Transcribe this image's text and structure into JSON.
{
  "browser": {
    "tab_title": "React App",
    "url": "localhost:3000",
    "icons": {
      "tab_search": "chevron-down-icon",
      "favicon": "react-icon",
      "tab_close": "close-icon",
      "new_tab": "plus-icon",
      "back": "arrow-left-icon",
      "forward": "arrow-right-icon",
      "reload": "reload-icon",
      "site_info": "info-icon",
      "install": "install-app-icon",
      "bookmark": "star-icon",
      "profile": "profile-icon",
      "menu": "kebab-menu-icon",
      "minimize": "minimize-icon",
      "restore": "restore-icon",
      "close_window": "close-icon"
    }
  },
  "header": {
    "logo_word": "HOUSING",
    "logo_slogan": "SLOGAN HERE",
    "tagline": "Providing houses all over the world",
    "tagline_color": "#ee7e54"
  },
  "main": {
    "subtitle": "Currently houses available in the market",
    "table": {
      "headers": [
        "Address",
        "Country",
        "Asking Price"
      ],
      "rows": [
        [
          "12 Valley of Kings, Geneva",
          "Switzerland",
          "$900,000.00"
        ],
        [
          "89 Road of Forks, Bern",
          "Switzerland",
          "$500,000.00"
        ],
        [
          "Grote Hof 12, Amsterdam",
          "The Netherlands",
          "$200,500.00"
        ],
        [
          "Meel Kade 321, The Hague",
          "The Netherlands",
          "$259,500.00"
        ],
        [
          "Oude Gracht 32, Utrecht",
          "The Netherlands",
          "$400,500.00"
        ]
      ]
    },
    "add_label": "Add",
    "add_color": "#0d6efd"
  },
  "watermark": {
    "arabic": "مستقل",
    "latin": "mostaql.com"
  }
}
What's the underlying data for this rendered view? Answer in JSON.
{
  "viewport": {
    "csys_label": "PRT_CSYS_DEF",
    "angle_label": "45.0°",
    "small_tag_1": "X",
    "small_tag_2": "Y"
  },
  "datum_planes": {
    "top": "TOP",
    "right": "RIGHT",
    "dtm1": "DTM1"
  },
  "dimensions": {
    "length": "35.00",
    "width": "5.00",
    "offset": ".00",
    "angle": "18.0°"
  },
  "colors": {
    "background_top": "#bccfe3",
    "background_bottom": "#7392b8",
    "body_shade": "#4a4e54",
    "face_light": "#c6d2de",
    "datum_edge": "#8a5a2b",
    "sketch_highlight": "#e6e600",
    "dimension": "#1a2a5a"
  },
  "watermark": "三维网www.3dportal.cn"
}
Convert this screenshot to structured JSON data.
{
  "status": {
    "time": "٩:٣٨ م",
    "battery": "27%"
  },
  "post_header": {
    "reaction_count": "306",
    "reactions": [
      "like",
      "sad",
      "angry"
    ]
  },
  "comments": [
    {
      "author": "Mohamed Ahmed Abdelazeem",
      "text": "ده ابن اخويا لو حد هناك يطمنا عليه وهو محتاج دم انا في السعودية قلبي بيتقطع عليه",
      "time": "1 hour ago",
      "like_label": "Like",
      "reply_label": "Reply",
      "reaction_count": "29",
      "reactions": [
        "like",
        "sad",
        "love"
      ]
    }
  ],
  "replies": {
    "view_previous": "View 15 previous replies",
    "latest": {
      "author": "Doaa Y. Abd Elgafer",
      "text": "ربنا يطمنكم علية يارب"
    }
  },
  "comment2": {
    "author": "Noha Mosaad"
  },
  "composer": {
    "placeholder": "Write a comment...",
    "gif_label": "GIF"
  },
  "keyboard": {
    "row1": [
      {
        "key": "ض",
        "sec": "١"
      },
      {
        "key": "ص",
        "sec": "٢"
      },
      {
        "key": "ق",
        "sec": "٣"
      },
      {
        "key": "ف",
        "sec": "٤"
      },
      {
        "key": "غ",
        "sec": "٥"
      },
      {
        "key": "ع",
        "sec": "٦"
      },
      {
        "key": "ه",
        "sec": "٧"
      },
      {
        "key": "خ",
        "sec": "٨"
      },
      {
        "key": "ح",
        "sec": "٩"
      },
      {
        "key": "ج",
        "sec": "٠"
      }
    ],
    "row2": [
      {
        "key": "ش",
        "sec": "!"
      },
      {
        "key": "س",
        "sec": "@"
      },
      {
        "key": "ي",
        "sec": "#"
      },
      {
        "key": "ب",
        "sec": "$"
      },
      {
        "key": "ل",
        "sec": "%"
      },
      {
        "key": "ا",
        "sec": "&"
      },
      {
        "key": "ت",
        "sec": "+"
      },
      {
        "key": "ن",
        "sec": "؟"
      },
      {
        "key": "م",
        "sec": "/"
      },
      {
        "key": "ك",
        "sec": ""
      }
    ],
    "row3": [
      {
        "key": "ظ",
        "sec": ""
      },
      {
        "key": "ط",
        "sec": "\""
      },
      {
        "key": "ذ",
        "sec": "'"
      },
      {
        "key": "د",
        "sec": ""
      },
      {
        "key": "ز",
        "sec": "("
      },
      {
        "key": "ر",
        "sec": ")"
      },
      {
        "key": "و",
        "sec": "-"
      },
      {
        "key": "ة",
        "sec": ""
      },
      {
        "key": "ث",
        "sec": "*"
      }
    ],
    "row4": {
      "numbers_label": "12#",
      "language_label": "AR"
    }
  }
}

+++++

WHAT TO DO ▸ Copy out the whole listing, exactly as written.

SOLUTION TO THIS EXERCISE ▸
Transcribe this image's text and structure into JSON.
{
  "browser": {
    "tab_title": "React App",
    "url": "localhost:3000",
    "icons": {
      "tab_search": "chevron-down-icon",
      "favicon": "react-icon",
      "tab_close": "close-icon",
      "new_tab": "plus-icon",
      "back": "arrow-left-icon",
      "forward": "arrow-right-icon",
      "reload": "reload-icon",
      "site_info": "info-icon",
      "install": "install-app-icon",
      "bookmark": "star-icon",
      "profile": "profile-icon",
      "menu": "kebab-menu-icon",
      "minimize": "minimize-icon",
      "restore": "restore-icon",
      "close_window": "close-icon"
    }
  },
  "header": {
    "logo_word": "HOUSING",
    "logo_slogan": "SLOGAN HERE",
    "tagline": "Providing houses all over the world",
    "tagline_color": "#ee7e54"
  },
  "main": {
    "subtitle": "Currently houses available in the market",
    "table": {
      "headers": [
        "Address",
        "Country",
        "Asking Price"
      ],
      "rows": [
        [
          "12 Valley of Kings, Geneva",
          "Switzerland",
          "$900,000.00"
        ],
        [
          "89 Road of Forks, Bern",
          "Switzerland",
          "$500,000.00"
        ],
        [
          "Grote Hof 12, Amsterdam",
          "The Netherlands",
          "$200,500.00"
        ],
        [
          "Meel Kade 321, The Hague",
          "The Netherlands",
          "$259,500.00"
        ],
        [
          "Oude Gracht 32, Utrecht",
          "The Netherlands",
          "$400,500.00"
        ]
      ]
    },
    "add_label": "Add",
    "add_color": "#0d6efd"
  },
  "watermark": {
    "arabic": "مستقل",
    "latin": "mostaql.com"
  }
}
What's the underlying data for this rendered view? Answer in JSON.
{
  "viewport": {
    "csys_label": "PRT_CSYS_DEF",
    "angle_label": "45.0°",
    "small_tag_1": "X",
    "small_tag_2": "Y"
  },
  "datum_planes": {
    "top": "TOP",
    "right": "RIGHT",
    "dtm1": "DTM1"
  },
  "dimensions": {
    "length": "35.00",
    "width": "5.00",
    "offset": ".00",
    "angle": "18.0°"
  },
  "colors": {
    "background_top": "#bccfe3",
    "background_bottom": "#7392b8",
    "body_shade": "#4a4e54",
    "face_light": "#c6d2de",
    "datum_edge": "#8a5a2b",
    "sketch_highlight": "#e6e600",
    "dimension": "#1a2a5a"
  },
  "watermark": "三维网www.3dportal.cn"
}
Convert this screenshot to structured JSON data.
{
  "status": {
    "time": "٩:٣٨ م",
    "battery": "27%"
  },
  "post_header": {
    "reaction_count": "306",
    "reactions": [
      "like",
      "sad",
      "angry"
    ]
  },
  "comments": [
    {
      "author": "Mohamed Ahmed Abdelazeem",
      "text": "ده ابن اخويا لو حد هناك يطمنا عليه وهو محتاج دم انا في السعودية قلبي بيتقطع عليه",
      "time": "1 hour ago",
      "like_label": "Like",
      "reply_label": "Reply",
      "reaction_count": "29",
      "reactions": [
        "like",
        "sad",
        "love"
      ]
    }
  ],
  "replies": {
    "view_previous": "View 15 previous replies",
    "latest": {
      "author": "Doaa Y. Abd Elgafer",
      "text": "ربنا يطمنكم علية يارب"
    }
  },
  "comment2": {
    "author": "Noha Mosaad"
  },
  "composer": {
    "placeholder": "Write a comment...",
    "gif_label": "GIF"
  },
  "keyboard": {
    "row1": [
      {
        "key": "ض",
        "sec": "١"
      },
      {
        "key": "ص",
        "sec": "٢"
      },
      {
        "key": "ق",
        "sec": "٣"
      },
      {
        "key": "ف",
        "sec": "٤"
      },
      {
        "key": "غ",
        "sec": "٥"
      },
      {
        "key": "ع",
        "sec": "٦"
      },
      {
        "key": "ه",
        "sec": "٧"
      },
      {
        "key": "خ",
        "sec": "٨"
      },
      {
        "key": "ح",
        "sec": "٩"
      },
      {
        "key": "ج",
        "sec": "٠"
      }
    ],
    "row2": [
      {
        "key": "ش",
        "sec": "!"
      },
      {
        "key": "س",
        "sec": "@"
      },
      {
        "key": "ي",
        "sec": "#"
      },
      {
        "key": "ب",
        "sec": "$"
      },
      {
        "key": "ل",
        "sec": "%"
      },
      {
        "key": "ا",
        "sec": "&"
      },
      {
        "key": "ت",
        "sec": "+"
      },
      {
        "key": "ن",
        "sec": "؟"
      },
      {
        "key": "م",
        "sec": "/"
      },
      {
        "key": "ك",
        "sec": ""
      }
    ],
    "row3": [
      {
        "key": "ظ",
        "sec": ""
      },
      {
        "key": "ط",
        "sec": "\""
      },
      {
        "key": "ذ",
        "sec": "'"
      },
      {
        "key": "د",
        "sec": ""
      },
      {
        "key": "ز",
        "sec": "("
      },
      {
        "key": "ر",
        "sec": ")"
      },
      {
        "key": "و",
        "sec": "-"
      },
      {
        "key": "ة",
        "sec": ""
      },
      {
        "key": "ث",
        "sec": "*"
      }
    ],
    "row4": {
      "numbers_label": "12#",
      "language_label": "AR"
    }
  }
}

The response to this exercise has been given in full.